■ **GIVEN INFORMATION**:
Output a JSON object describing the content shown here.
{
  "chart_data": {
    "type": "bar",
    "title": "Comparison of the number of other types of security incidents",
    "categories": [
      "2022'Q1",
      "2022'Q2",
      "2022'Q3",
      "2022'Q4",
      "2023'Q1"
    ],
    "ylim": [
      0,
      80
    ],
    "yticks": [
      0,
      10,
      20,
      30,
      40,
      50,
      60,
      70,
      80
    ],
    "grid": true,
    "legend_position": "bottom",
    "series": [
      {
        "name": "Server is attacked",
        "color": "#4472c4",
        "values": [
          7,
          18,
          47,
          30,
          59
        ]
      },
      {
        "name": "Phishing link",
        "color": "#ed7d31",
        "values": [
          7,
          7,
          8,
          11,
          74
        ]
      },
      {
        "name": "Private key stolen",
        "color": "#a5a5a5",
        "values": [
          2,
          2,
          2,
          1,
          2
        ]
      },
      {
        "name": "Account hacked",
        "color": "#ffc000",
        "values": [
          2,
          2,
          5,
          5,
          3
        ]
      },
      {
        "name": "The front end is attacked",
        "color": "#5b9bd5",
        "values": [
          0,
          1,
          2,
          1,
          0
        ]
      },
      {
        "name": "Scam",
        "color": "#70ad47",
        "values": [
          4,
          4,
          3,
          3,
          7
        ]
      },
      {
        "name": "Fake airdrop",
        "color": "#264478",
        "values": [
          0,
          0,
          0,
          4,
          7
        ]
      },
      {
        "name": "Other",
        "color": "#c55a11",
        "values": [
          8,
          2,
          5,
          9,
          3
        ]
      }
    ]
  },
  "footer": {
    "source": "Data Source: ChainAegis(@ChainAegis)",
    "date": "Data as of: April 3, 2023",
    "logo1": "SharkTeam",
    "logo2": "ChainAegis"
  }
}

■ **OBJECTIVE**: Copy every line of the listing that contains the word "attacked".

■ **COMPLETE RESPONSE**:
        "name": "Server is attacked",
        "name": "The front end is attacked",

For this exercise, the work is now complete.